[Dataset items]
==========
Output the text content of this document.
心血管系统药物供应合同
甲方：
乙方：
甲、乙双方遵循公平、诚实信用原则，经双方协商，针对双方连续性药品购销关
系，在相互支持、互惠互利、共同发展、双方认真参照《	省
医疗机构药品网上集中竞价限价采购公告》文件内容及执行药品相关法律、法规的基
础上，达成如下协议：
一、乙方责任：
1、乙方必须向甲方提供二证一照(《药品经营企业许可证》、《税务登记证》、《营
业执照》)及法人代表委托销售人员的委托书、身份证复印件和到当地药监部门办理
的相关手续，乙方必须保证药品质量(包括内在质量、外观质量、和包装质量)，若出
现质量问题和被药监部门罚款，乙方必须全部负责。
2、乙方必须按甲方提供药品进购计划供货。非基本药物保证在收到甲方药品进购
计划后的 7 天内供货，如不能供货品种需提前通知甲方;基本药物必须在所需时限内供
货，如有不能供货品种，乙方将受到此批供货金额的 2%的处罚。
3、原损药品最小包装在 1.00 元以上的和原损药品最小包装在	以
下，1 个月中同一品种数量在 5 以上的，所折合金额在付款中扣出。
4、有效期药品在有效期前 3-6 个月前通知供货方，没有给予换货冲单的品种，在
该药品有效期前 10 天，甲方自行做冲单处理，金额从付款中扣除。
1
==========
The task ::
Output all of the material exactly as written.

Task result ::
Output the text content of this document.
心血管系统药物供应合同
甲方：
乙方：
甲、乙双方遵循公平、诚实信用原则，经双方协商，针对双方连续性药品购销关
系，在相互支持、互惠互利、共同发展、双方认真参照《	省
医疗机构药品网上集中竞价限价采购公告》文件内容及执行药品相关法律、法规的基
础上，达成如下协议：
一、乙方责任：
1、乙方必须向甲方提供二证一照(《药品经营企业许可证》、《税务登记证》、《营
业执照》)及法人代表委托销售人员的委托书、身份证复印件和到当地药监部门办理
的相关手续，乙方必须保证药品质量(包括内在质量、外观质量、和包装质量)，若出
现质量问题和被药监部门罚款，乙方必须全部负责。
2、乙方必须按甲方提供药品进购计划供货。非基本药物保证在收到甲方药品进购
计划后的 7 天内供货，如不能供货品种需提前通知甲方;基本药物必须在所需时限内供
货，如有不能供货品种，乙方将受到此批供货金额的 2%的处罚。
3、原损药品最小包装在 1.00 元以上的和原损药品最小包装在	以
下，1 个月中同一品种数量在 5 以上的，所折合金额在付款中扣出。
4、有效期药品在有效期前 3-6 个月前通知供货方，没有给予换货冲单的品种，在
该药品有效期前 10 天，甲方自行做冲单处理，金额从付款中扣除。
1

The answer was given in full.